[start INFORMATION GIVEN]
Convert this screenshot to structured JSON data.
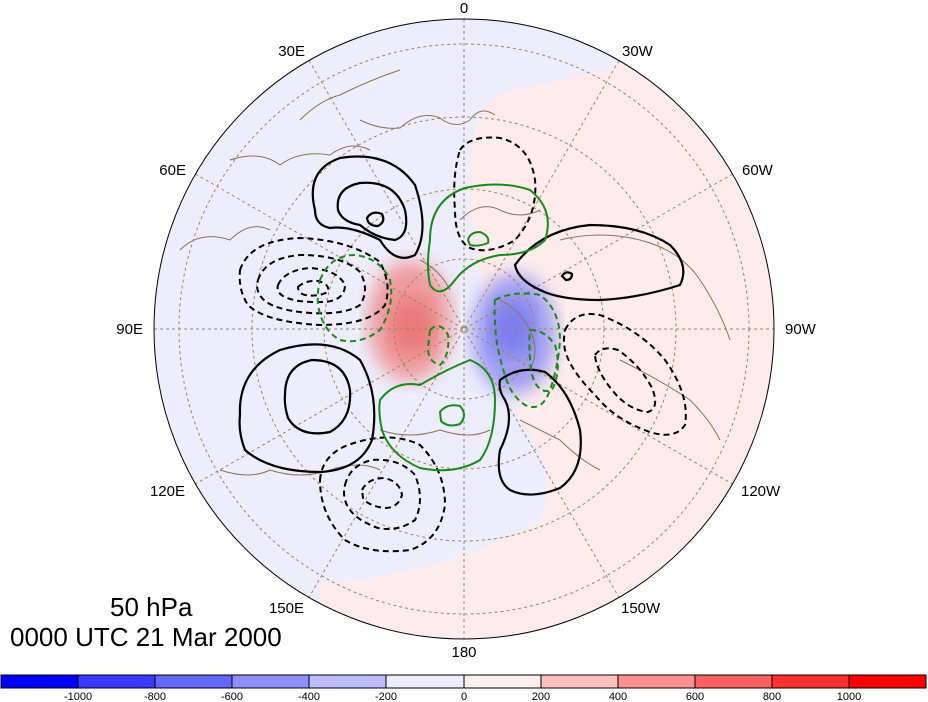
{
  "map": {
    "projection": "polar stereographic (north)",
    "level_label": "50 hPa",
    "time_label": "0000 UTC 21 Mar 2000",
    "longitude_labels": [
      "0",
      "30W",
      "60W",
      "90W",
      "120W",
      "150W",
      "180",
      "150E",
      "120E",
      "90E",
      "60E",
      "30E"
    ],
    "colors": {
      "coastline": "#8b7355",
      "gridline": "#a08560",
      "positive_contour": "#000000",
      "zero_contour": "#1a8a1a",
      "dashed_negative": "#000000"
    }
  },
  "colorbar": {
    "tick_labels": [
      "-1000",
      "-800",
      "-600",
      "-400",
      "-200",
      "0",
      "200",
      "400",
      "600",
      "800",
      "1000"
    ],
    "bin_colors": [
      "#0000ff",
      "#3a3aff",
      "#6565ff",
      "#8f8fff",
      "#bcbcff",
      "#ededff",
      "#fff0f0",
      "#ffc0c0",
      "#ff9090",
      "#ff6060",
      "#ff3030",
      "#ff0000"
    ]
  }
}
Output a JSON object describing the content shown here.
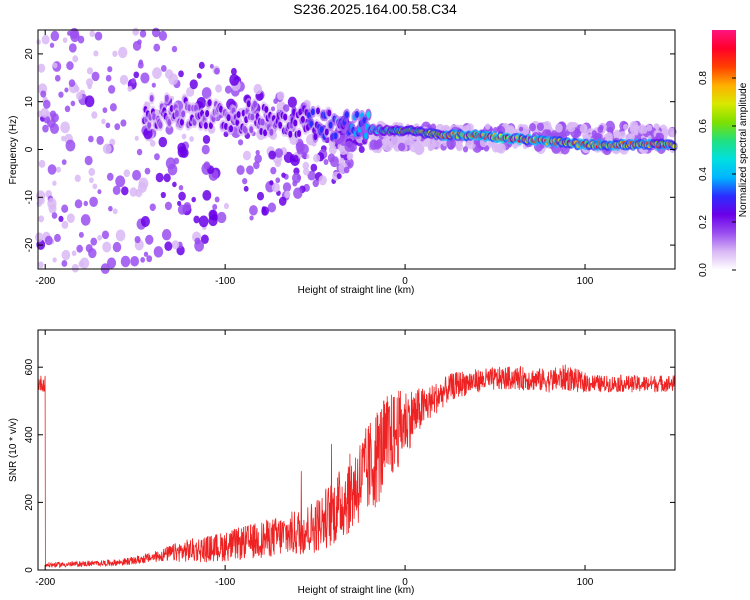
{
  "title": "S236.2025.164.00.58.C34",
  "colors": {
    "background": "#ffffff",
    "axes": "#000000",
    "snr_line": "#ee2222",
    "colormap": [
      "#ffffff",
      "#d9b8f5",
      "#9a4ef0",
      "#6a00e8",
      "#2c2cff",
      "#00b4ff",
      "#00e0e0",
      "#20e080",
      "#7ee000",
      "#d8e800",
      "#ffb000",
      "#ff4000",
      "#ff0028",
      "#ff1480"
    ]
  },
  "chart_data": [
    {
      "type": "heatmap",
      "name": "spectrogram",
      "xlabel": "Height of straight line (km)",
      "ylabel": "Frequency (Hz)",
      "xlim": [
        -204,
        150
      ],
      "ylim": [
        -25,
        25
      ],
      "x_ticks": [
        -200,
        -100,
        0,
        100
      ],
      "x_tick_labels": [
        "-200",
        "-100",
        "0",
        "100"
      ],
      "y_ticks": [
        -20,
        -10,
        0,
        10,
        20
      ],
      "y_tick_labels": [
        "-20",
        "-10",
        "0",
        "10",
        "20"
      ],
      "colorbar": {
        "label": "Normalized spectral amplitude",
        "range": [
          0,
          1
        ],
        "ticks": [
          0.0,
          0.2,
          0.4,
          0.6,
          0.8
        ],
        "tick_labels": [
          "0.0",
          "0.2",
          "0.4",
          "0.6",
          "0.8"
        ]
      },
      "signal_track": {
        "description_points": [
          {
            "x": -145,
            "f": 8,
            "amp": 0.2
          },
          {
            "x": -100,
            "f": 7,
            "amp": 0.2
          },
          {
            "x": -60,
            "f": 6,
            "amp": 0.25
          },
          {
            "x": -30,
            "f": 5,
            "amp": 0.35
          },
          {
            "x": -15,
            "f": 4,
            "amp": 0.5
          },
          {
            "x": 0,
            "f": 4,
            "amp": 0.6
          },
          {
            "x": 20,
            "f": 3,
            "amp": 0.75
          },
          {
            "x": 40,
            "f": 3,
            "amp": 0.9
          },
          {
            "x": 70,
            "f": 2,
            "amp": 0.9
          },
          {
            "x": 100,
            "f": 1,
            "amp": 0.85
          },
          {
            "x": 130,
            "f": 1,
            "amp": 0.8
          },
          {
            "x": 150,
            "f": 1,
            "amp": 0.75
          }
        ]
      }
    },
    {
      "type": "line",
      "name": "snr",
      "xlabel": "Height of straight line (km)",
      "ylabel": "SNR (10 * v/v)",
      "xlim": [
        -204,
        150
      ],
      "ylim": [
        0,
        710
      ],
      "x_ticks": [
        -200,
        -100,
        0,
        100
      ],
      "x_tick_labels": [
        "-200",
        "-100",
        "0",
        "100"
      ],
      "y_ticks": [
        0,
        200,
        400,
        600
      ],
      "y_tick_labels": [
        "0",
        "200",
        "400",
        "600"
      ],
      "series": [
        {
          "x": [
            -200,
            -190,
            -180,
            -170,
            -160,
            -150,
            -140,
            -130,
            -120,
            -110,
            -100,
            -90,
            -80,
            -70,
            -60,
            -50,
            -40,
            -30,
            -20,
            -15,
            -10,
            -5,
            0,
            5,
            10,
            15,
            20,
            25,
            30,
            40,
            50,
            60,
            70,
            80,
            90,
            95,
            100,
            110,
            120,
            130,
            140,
            150
          ],
          "y": [
            15,
            16,
            18,
            20,
            22,
            28,
            38,
            50,
            58,
            62,
            70,
            80,
            90,
            100,
            110,
            130,
            170,
            230,
            300,
            340,
            380,
            410,
            440,
            460,
            480,
            500,
            520,
            540,
            550,
            560,
            565,
            568,
            565,
            560,
            570,
            560,
            555,
            550,
            552,
            550,
            552,
            552
          ],
          "noise": [
            8,
            8,
            8,
            8,
            10,
            12,
            15,
            25,
            35,
            40,
            45,
            50,
            55,
            60,
            70,
            80,
            100,
            120,
            140,
            150,
            140,
            120,
            100,
            80,
            60,
            50,
            45,
            40,
            40,
            35,
            35,
            35,
            35,
            35,
            40,
            35,
            30,
            25,
            25,
            25,
            25,
            25
          ]
        }
      ]
    }
  ]
}
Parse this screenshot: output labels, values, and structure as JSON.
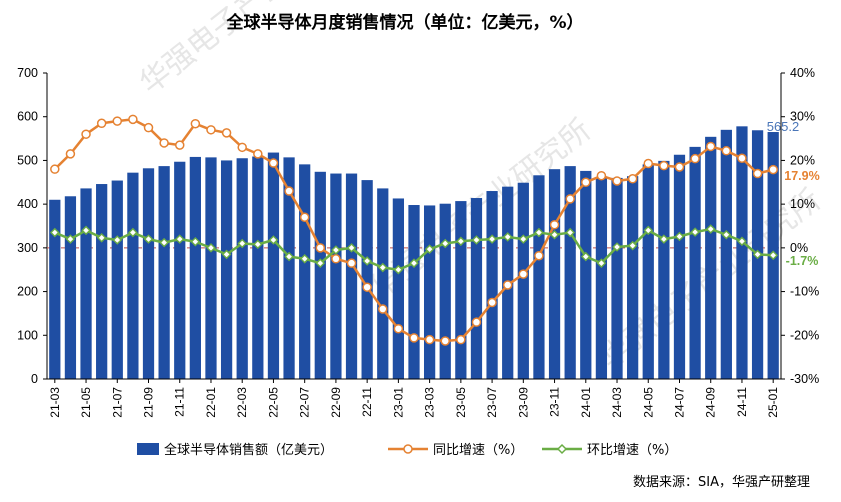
[end INFORMATION GIVEN]
YOUR INSTRUCTIONS:
Leave images out of the retyped records; keep all else exact.

OUTPUT FOR THIS TASK:
Convert this screenshot to structured JSON data.
{
  "map": {
    "projection": "polar stereographic (north)",
    "level_label": "50 hPa",
    "time_label": "0000 UTC 21 Mar 2000",
    "longitude_labels": [
      "0",
      "30W",
      "60W",
      "90W",
      "120W",
      "150W",
      "180",
      "150E",
      "120E",
      "90E",
      "60E",
      "30E"
    ],
    "colors": {
      "coastline": "#8b7355",
      "gridline": "#a08560",
      "positive_contour": "#000000",
      "zero_contour": "#1a8a1a",
      "dashed_negative": "#000000"
    }
  },
  "colorbar": {
    "tick_labels": [
      "-1000",
      "-800",
      "-600",
      "-400",
      "-200",
      "0",
      "200",
      "400",
      "600",
      "800",
      "1000"
    ],
    "bin_colors": [
      "#0000ff",
      "#3a3aff",
      "#6565ff",
      "#8f8fff",
      "#bcbcff",
      "#ededff",
      "#fff0f0",
      "#ffc0c0",
      "#ff9090",
      "#ff6060",
      "#ff3030",
      "#ff0000"
    ]
  }
}
Output a JSON object describing the content shown here.
{
  "title": "S236.2025.164.00.58.C34",
  "colors": {
    "background": "#ffffff",
    "axes": "#000000",
    "snr_line": "#ee2222",
    "colormap": [
      "#ffffff",
      "#d9b8f5",
      "#9a4ef0",
      "#6a00e8",
      "#2c2cff",
      "#00b4ff",
      "#00e0e0",
      "#20e080",
      "#7ee000",
      "#d8e800",
      "#ffb000",
      "#ff4000",
      "#ff0028",
      "#ff1480"
    ]
  },
  "chart_data": [
    {
      "type": "heatmap",
      "name": "spectrogram",
      "xlabel": "Height of straight line (km)",
      "ylabel": "Frequency (Hz)",
      "xlim": [
        -204,
        150
      ],
      "ylim": [
        -25,
        25
      ],
      "x_ticks": [
        -200,
        -100,
        0,
        100
      ],
      "x_tick_labels": [
        "-200",
        "-100",
        "0",
        "100"
      ],
      "y_ticks": [
        -20,
        -10,
        0,
        10,
        20
      ],
      "y_tick_labels": [
        "-20",
        "-10",
        "0",
        "10",
        "20"
      ],
      "colorbar": {
        "label": "Normalized spectral amplitude",
        "range": [
          0,
          1
        ],
        "ticks": [
          0.0,
          0.2,
          0.4,
          0.6,
          0.8
        ],
        "tick_labels": [
          "0.0",
          "0.2",
          "0.4",
          "0.6",
          "0.8"
        ]
      },
      "signal_track": {
        "description_points": [
          {
            "x": -145,
            "f": 8,
            "amp": 0.2
          },
          {
            "x": -100,
            "f": 7,
            "amp": 0.2
          },
          {
            "x": -60,
            "f": 6,
            "amp": 0.25
          },
          {
            "x": -30,
            "f": 5,
            "amp": 0.35
          },
          {
            "x": -15,
            "f": 4,
            "amp": 0.5
          },
          {
            "x": 0,
            "f": 4,
            "amp": 0.6
          },
          {
            "x": 20,
            "f": 3,
            "amp": 0.75
          },
          {
            "x": 40,
            "f": 3,
            "amp": 0.9
          },
          {
            "x": 70,
            "f": 2,
            "amp": 0.9
          },
          {
            "x": 100,
            "f": 1,
            "amp": 0.85
          },
          {
            "x": 130,
            "f": 1,
            "amp": 0.8
          },
          {
            "x": 150,
            "f": 1,
            "amp": 0.75
          }
        ]
      }
    },
    {
      "type": "line",
      "name": "snr",
      "xlabel": "Height of straight line (km)",
      "ylabel": "SNR (10 * v/v)",
      "xlim": [
        -204,
        150
      ],
      "ylim": [
        0,
        710
      ],
      "x_ticks": [
        -200,
        -100,
        0,
        100
      ],
      "x_tick_labels": [
        "-200",
        "-100",
        "0",
        "100"
      ],
      "y_ticks": [
        0,
        200,
        400,
        600
      ],
      "y_tick_labels": [
        "0",
        "200",
        "400",
        "600"
      ],
      "series": [
        {
          "x": [
            -200,
            -190,
            -180,
            -170,
            -160,
            -150,
            -140,
            -130,
            -120,
            -110,
            -100,
            -90,
            -80,
            -70,
            -60,
            -50,
            -40,
            -30,
            -20,
            -15,
            -10,
            -5,
            0,
            5,
            10,
            15,
            20,
            25,
            30,
            40,
            50,
            60,
            70,
            80,
            90,
            95,
            100,
            110,
            120,
            130,
            140,
            150
          ],
          "y": [
            15,
            16,
            18,
            20,
            22,
            28,
            38,
            50,
            58,
            62,
            70,
            80,
            90,
            100,
            110,
            130,
            170,
            230,
            300,
            340,
            380,
            410,
            440,
            460,
            480,
            500,
            520,
            540,
            550,
            560,
            565,
            568,
            565,
            560,
            570,
            560,
            555,
            550,
            552,
            550,
            552,
            552
          ],
          "noise": [
            8,
            8,
            8,
            8,
            10,
            12,
            15,
            25,
            35,
            40,
            45,
            50,
            55,
            60,
            70,
            80,
            100,
            120,
            140,
            150,
            140,
            120,
            100,
            80,
            60,
            50,
            45,
            40,
            40,
            35,
            35,
            35,
            35,
            35,
            40,
            35,
            30,
            25,
            25,
            25,
            25,
            25
          ]
        }
      ]
    }
  ]
}
Parse this screenshot: output labels, values, and structure as JSON.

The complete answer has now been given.